**Data to examine**
::::::

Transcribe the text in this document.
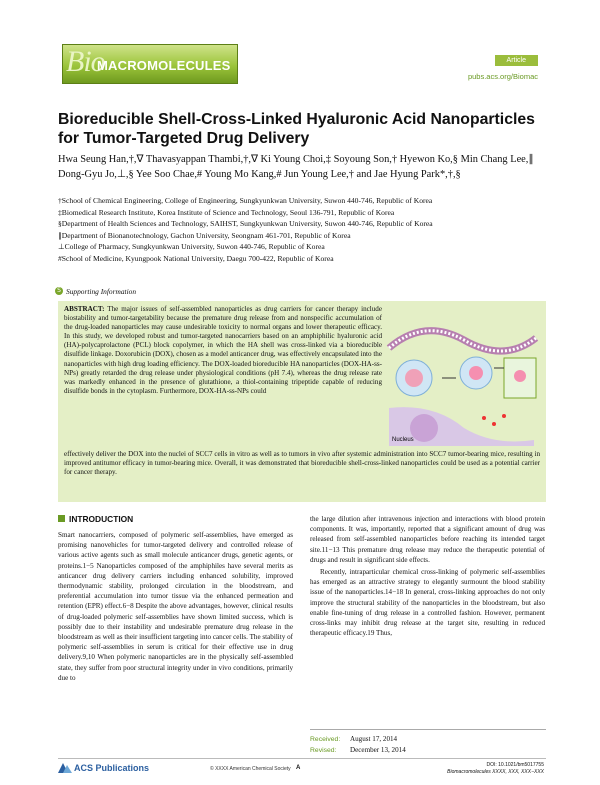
Bio
MACROMOLECULES	Article
pubs.acs.org/Biomac
Bioreducible Shell-Cross-Linked Hyaluronic Acid Nanoparticles for Tumor-Targeted Drug Delivery
Hwa Seung Han,†,∇ Thavasyappan Thambi,†,∇ Ki Young Choi,‡ Soyoung Son,† Hyewon Ko,§ Min Chang Lee,∥ Dong-Gyu Jo,⊥,§ Yee Soo Chae,# Young Mo Kang,# Jun Young Lee,† and Jae Hyung Park*,†,§
†School of Chemical Engineering, College of Engineering, Sungkyunkwan University, Suwon 440-746, Republic of Korea
‡Biomedical Research Institute, Korea Institute of Science and Technology, Seoul 136-791, Republic of Korea
§Department of Health Sciences and Technology, SAIHST, Sungkyunkwan University, Suwon 440-746, Republic of Korea
∥Department of Bionanotechnology, Gachon University, Seongnam 461-701, Republic of Korea
⊥College of Pharmacy, Sungkyunkwan University, Suwon 440-746, Republic of Korea
#School of Medicine, Kyungpook National University, Daegu 700-422, Republic of Korea
S Supporting Information
ABSTRACT: The major issues of self-assembled nanoparticles as drug carriers for cancer therapy include biostability and tumor-targetability because the premature drug release from and nonspecific accumulation of the drug-loaded nanoparticles may cause undesirable toxicity to normal organs and lower therapeutic efficacy. In this study, we developed robust and tumor-targeted nanocarriers based on an amphiphilic hyaluronic acid (HA)-polycaprolactone (PCL) block copolymer, in which the HA shell was cross-linked via a bioreducible disulfide linkage. Doxorubicin (DOX), chosen as a model anticancer drug, was effectively encapsulated into the nanoparticles with high drug loading efficiency. The DOX-loaded bioreducible HA nanoparticles (DOX-HA-ss-NPs) greatly retarded the drug release under physiological conditions (pH 7.4), whereas the drug release rate was markedly enhanced in the presence of glutathione, a thiol-containing tripeptide capable of reducing disulfide bonds in the cytoplasm. Furthermore, DOX-HA-ss-NPs could
effectively deliver the DOX into the nuclei of SCC7 cells in vitro as well as to tumors in vivo after systemic administration into SCC7 tumor-bearing mice, resulting in improved antitumor efficacy in tumor-bearing mice. Overall, it was demonstrated that bioreducible shell-cross-linked nanoparticles could be used as a potential carrier for cancer therapy.
Nucleus
INTRODUCTION

Smart nanocarriers, composed of polymeric self-assemblies, have emerged as promising nanovehicles for tumor-targeted delivery and controlled release of various active agents such as small molecule anticancer drugs, genetic agents, or proteins.1−5 Nanoparticles composed of the amphiphiles have several merits as anticancer drug delivery carriers including enhanced solubility, improved thermodynamic stability, prolonged circulation in the bloodstream, and preferential accumulation into tumor tissue via the enhanced permeation and retention (EPR) effect.6−8 Despite the above advantages, however, clinical results of drug-loaded polymeric self-assemblies have shown limited success, which is possibly due to their instability and undesirable premature drug release in the bloodstream as well as their insufficient targeting into cancer cells. The stability of polymeric self-assemblies in serum is critical for their effective use in drug delivery.9,10 When polymeric nanoparticles are in the physically self-assembled state, they suffer from poor structural integrity under in vivo conditions, primarily due to

the large dilution after intravenous injection and interactions with blood protein components. It was, importantly, reported that a significant amount of drug was released from self-assembled nanoparticles before reaching its intended target site.11−13 This premature drug release may reduce the therapeutic potential of drugs and result in significant side effects.

Recently, intraparticular chemical cross-linking of polymeric self-assemblies has emerged as an attractive strategy to elegantly surmount the blood stability issue of the nanoparticles.14−18 In general, cross-linking approaches do not only improve the structural stability of the nanoparticles in the bloodstream, but also enable fine-tuning of drug release in a controlled fashion. However, permanent cross-links may inhibit drug release at the target site, resulting in reduced therapeutic efficacy.19 Thus,

Received: August 17, 2014
Revised: December 13, 2014
ACS Publications	© XXXX American Chemical Society A	DOI: 10.1021/bm5017755
Biomacromolecules XXXX, XXX, XXX−XXX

::::::

Pull from the data each line where the string "that" turns up.

effectively deliver the DOX into the nuclei of SCC7 cells in vitro as well as to tumors in vivo after systemic administration into SCC7 tumor-bearing mice, resulting in improved antitumor efficacy in tumor-bearing mice. Overall, it was demonstrated that bioreducible shell-cross-linked nanoparticles could be used as a potential carrier for cancer therapy.
the large dilution after intravenous injection and interactions with blood protein components. It was, importantly, reported that a significant amount of drug was released from self-assembled nanoparticles before reaching its intended target site.11−13 This premature drug release may reduce the therapeutic potential of drugs and result in significant side effects.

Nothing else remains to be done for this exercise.